INSTRUCTION » Leave out the images; return the rest of the data exactly.

[Data entries for graphics]
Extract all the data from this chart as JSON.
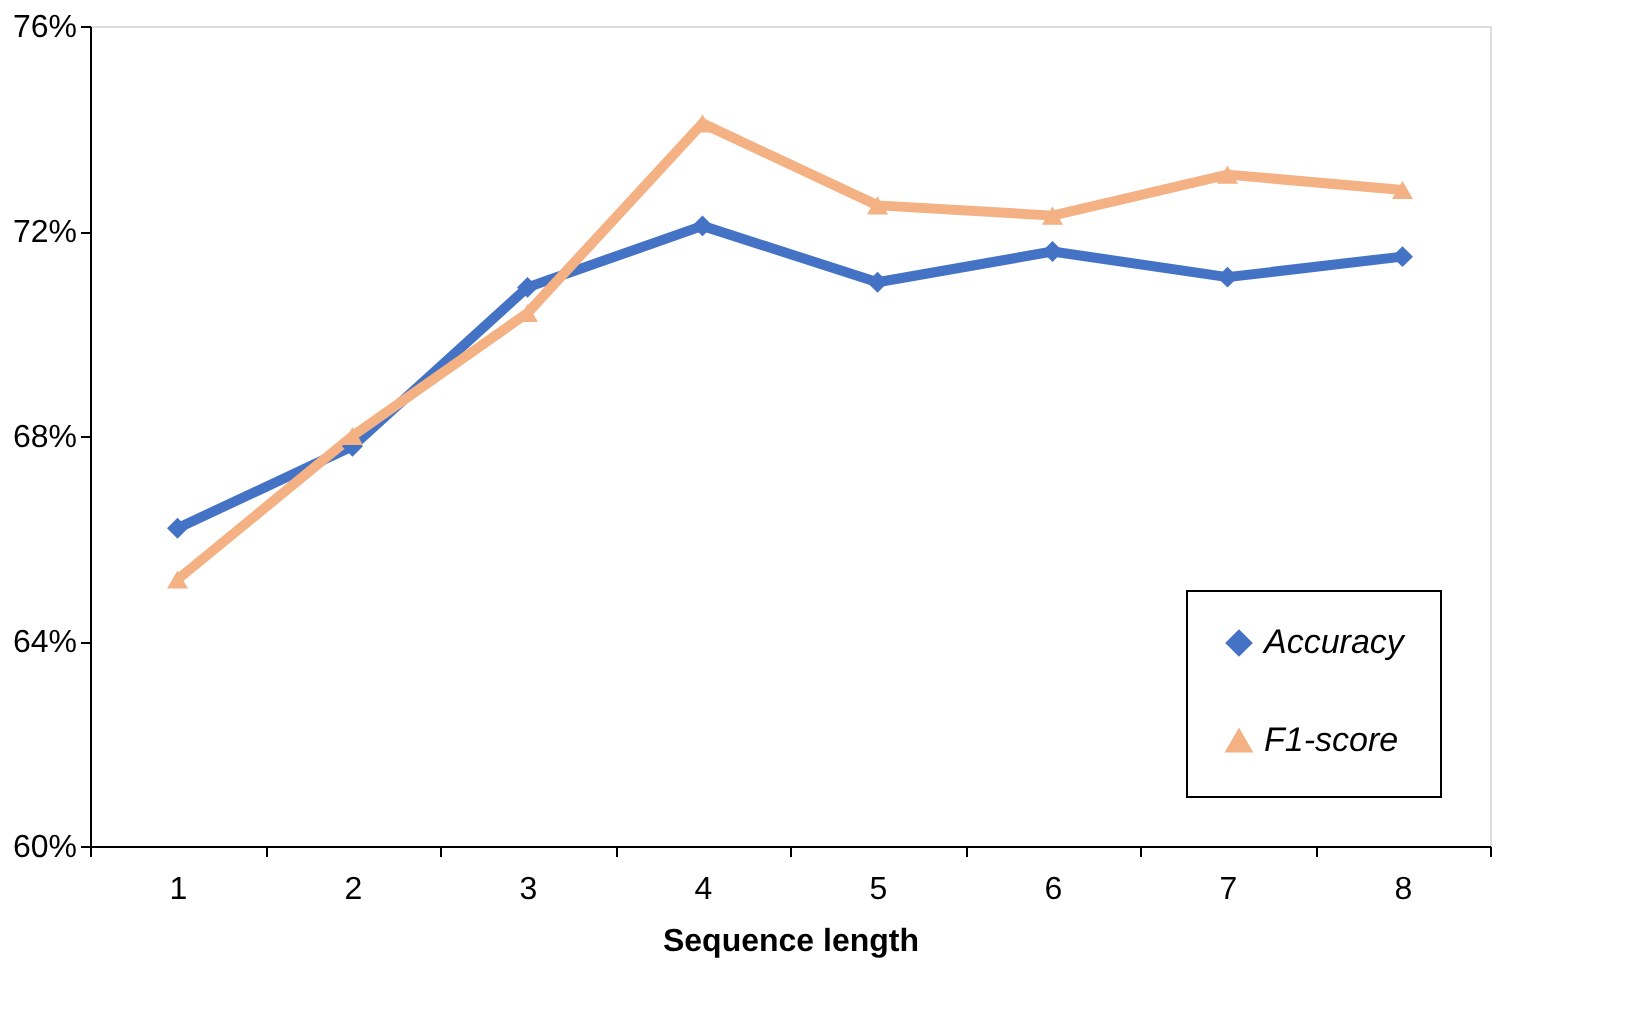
{
  "chart_data": {
    "type": "line",
    "xlabel": "Sequence length",
    "categories": [
      "1",
      "2",
      "3",
      "4",
      "5",
      "6",
      "7",
      "8"
    ],
    "series": [
      {
        "name": "Accuracy",
        "color": "#4472c4",
        "marker": "diamond",
        "values": [
          66.2,
          67.8,
          70.9,
          72.1,
          71.0,
          71.6,
          71.1,
          71.5
        ]
      },
      {
        "name": "F1-score",
        "color": "#f4b183",
        "marker": "triangle",
        "values": [
          65.2,
          68.0,
          70.4,
          74.1,
          72.5,
          72.3,
          73.1,
          72.8
        ]
      }
    ],
    "ylim": [
      60,
      76
    ],
    "yticks": [
      {
        "value": 60,
        "label": "60%"
      },
      {
        "value": 64,
        "label": "64%"
      },
      {
        "value": 68,
        "label": "68%"
      },
      {
        "value": 72,
        "label": "72%"
      },
      {
        "value": 76,
        "label": "76%"
      }
    ],
    "grid": false,
    "legend": "bottom right",
    "line_style": "solid"
  }
}
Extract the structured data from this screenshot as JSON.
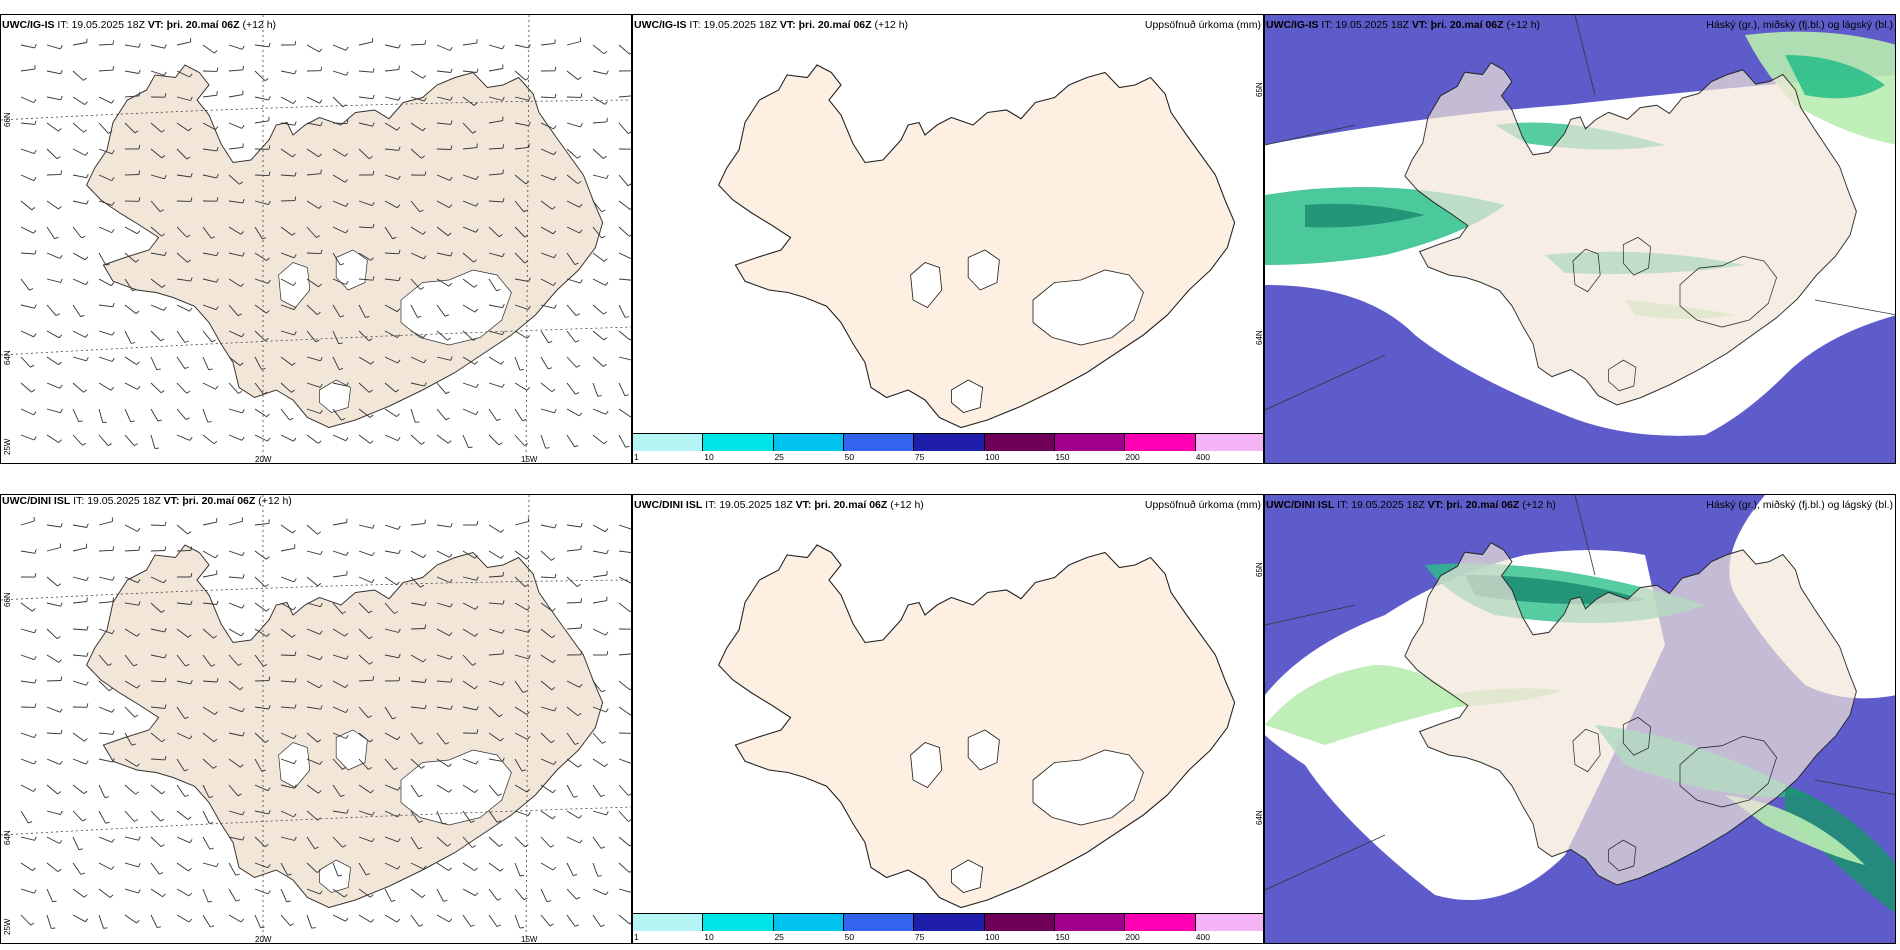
{
  "rows": [
    {
      "model": "UWC/IG-IS",
      "panels": [
        {
          "title_model": "UWC/IG-IS",
          "it_label": "IT:",
          "it_value": "19.05.2025 18Z",
          "vt_label": "VT:",
          "vt_value": "þri. 20.maí 06Z",
          "lead": "(+12 h)",
          "right_title": ""
        },
        {
          "title_model": "UWC/IG-IS",
          "it_label": "IT:",
          "it_value": "19.05.2025 18Z",
          "vt_label": "VT:",
          "vt_value": "þri. 20.maí 06Z",
          "lead": "(+12 h)",
          "right_title": "Uppsöfnuð úrkoma (mm)"
        },
        {
          "title_model": "UWC/IG-IS",
          "it_label": "IT:",
          "it_value": "19.05.2025 18Z",
          "vt_label": "VT:",
          "vt_value": "þri. 20.maí 06Z",
          "lead": "(+12 h)",
          "right_title": "Háský (gr.), miðský (fj.bl.) og lágský (bl.)"
        }
      ]
    },
    {
      "model": "UWC/DINI ISL",
      "panels": [
        {
          "title_model": "UWC/DINI ISL",
          "it_label": "IT:",
          "it_value": "19.05.2025 18Z",
          "vt_label": "VT:",
          "vt_value": "þri. 20.maí 06Z",
          "lead": "(+12 h)",
          "right_title": ""
        },
        {
          "title_model": "UWC/DINI ISL",
          "it_label": "IT:",
          "it_value": "19.05.2025 18Z",
          "vt_label": "VT:",
          "vt_value": "þri. 20.maí 06Z",
          "lead": "(+12 h)",
          "right_title": "Uppsöfnuð úrkoma (mm)"
        },
        {
          "title_model": "UWC/DINI ISL",
          "it_label": "IT:",
          "it_value": "19.05.2025 18Z",
          "vt_label": "VT:",
          "vt_value": "þri. 20.maí 06Z",
          "lead": "(+12 h)",
          "right_title": "Háský (gr.), miðský (fj.bl.) og lágský (bl.)"
        }
      ]
    }
  ],
  "graticule": {
    "lon_labels": [
      "20W",
      "15W"
    ],
    "lat_labels": [
      "66N",
      "64N"
    ],
    "corner_label": "25W"
  },
  "precip_legend": {
    "labels": [
      "1",
      "10",
      "25",
      "50",
      "75",
      "100",
      "150",
      "200",
      "400"
    ],
    "colors": [
      "#b4f5f5",
      "#00e6e6",
      "#00c3f0",
      "#3264f0",
      "#1e1eaa",
      "#6e005a",
      "#a0008c",
      "#ff00b4",
      "#f5b4f5"
    ]
  },
  "colors": {
    "land_wind": "#f2e6d9",
    "land_precip": "#fdf0e3",
    "sea_blue": "#5e5ccb",
    "cloud_green_light": "#b9ecb0",
    "cloud_green": "#2dbf8a",
    "cloud_green_dark": "#1f8f74"
  }
}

RESPONSE »
Extract all the data from this chart as JSON.
{
  "chart_data": {
    "type": "line",
    "xlabel": "Sequence length",
    "categories": [
      "1",
      "2",
      "3",
      "4",
      "5",
      "6",
      "7",
      "8"
    ],
    "series": [
      {
        "name": "Accuracy",
        "color": "#4472c4",
        "marker": "diamond",
        "values": [
          66.2,
          67.8,
          70.9,
          72.1,
          71.0,
          71.6,
          71.1,
          71.5
        ]
      },
      {
        "name": "F1-score",
        "color": "#f4b183",
        "marker": "triangle",
        "values": [
          65.2,
          68.0,
          70.4,
          74.1,
          72.5,
          72.3,
          73.1,
          72.8
        ]
      }
    ],
    "ylim": [
      60,
      76
    ],
    "yticks": [
      {
        "value": 60,
        "label": "60%"
      },
      {
        "value": 64,
        "label": "64%"
      },
      {
        "value": 68,
        "label": "68%"
      },
      {
        "value": 72,
        "label": "72%"
      },
      {
        "value": 76,
        "label": "76%"
      }
    ],
    "grid": false,
    "legend": "bottom right",
    "line_style": "solid"
  }
}
Extract the structured data from this screenshot as JSON.
{
  "rows": [
    {
      "model": "UWC/IG-IS",
      "panels": [
        {
          "title_model": "UWC/IG-IS",
          "it_label": "IT:",
          "it_value": "19.05.2025 18Z",
          "vt_label": "VT:",
          "vt_value": "þri. 20.maí 06Z",
          "lead": "(+12 h)",
          "right_title": ""
        },
        {
          "title_model": "UWC/IG-IS",
          "it_label": "IT:",
          "it_value": "19.05.2025 18Z",
          "vt_label": "VT:",
          "vt_value": "þri. 20.maí 06Z",
          "lead": "(+12 h)",
          "right_title": "Uppsöfnuð úrkoma (mm)"
        },
        {
          "title_model": "UWC/IG-IS",
          "it_label": "IT:",
          "it_value": "19.05.2025 18Z",
          "vt_label": "VT:",
          "vt_value": "þri. 20.maí 06Z",
          "lead": "(+12 h)",
          "right_title": "Háský (gr.), miðský (fj.bl.) og lágský (bl.)"
        }
      ]
    },
    {
      "model": "UWC/DINI ISL",
      "panels": [
        {
          "title_model": "UWC/DINI ISL",
          "it_label": "IT:",
          "it_value": "19.05.2025 18Z",
          "vt_label": "VT:",
          "vt_value": "þri. 20.maí 06Z",
          "lead": "(+12 h)",
          "right_title": ""
        },
        {
          "title_model": "UWC/DINI ISL",
          "it_label": "IT:",
          "it_value": "19.05.2025 18Z",
          "vt_label": "VT:",
          "vt_value": "þri. 20.maí 06Z",
          "lead": "(+12 h)",
          "right_title": "Uppsöfnuð úrkoma (mm)"
        },
        {
          "title_model": "UWC/DINI ISL",
          "it_label": "IT:",
          "it_value": "19.05.2025 18Z",
          "vt_label": "VT:",
          "vt_value": "þri. 20.maí 06Z",
          "lead": "(+12 h)",
          "right_title": "Háský (gr.), miðský (fj.bl.) og lágský (bl.)"
        }
      ]
    }
  ],
  "graticule": {
    "lon_labels": [
      "20W",
      "15W"
    ],
    "lat_labels": [
      "66N",
      "64N"
    ],
    "corner_label": "25W"
  },
  "precip_legend": {
    "labels": [
      "1",
      "10",
      "25",
      "50",
      "75",
      "100",
      "150",
      "200",
      "400"
    ],
    "colors": [
      "#b4f5f5",
      "#00e6e6",
      "#00c3f0",
      "#3264f0",
      "#1e1eaa",
      "#6e005a",
      "#a0008c",
      "#ff00b4",
      "#f5b4f5"
    ]
  },
  "colors": {
    "land_wind": "#f2e6d9",
    "land_precip": "#fdf0e3",
    "sea_blue": "#5e5ccb",
    "cloud_green_light": "#b9ecb0",
    "cloud_green": "#2dbf8a",
    "cloud_green_dark": "#1f8f74"
  }
}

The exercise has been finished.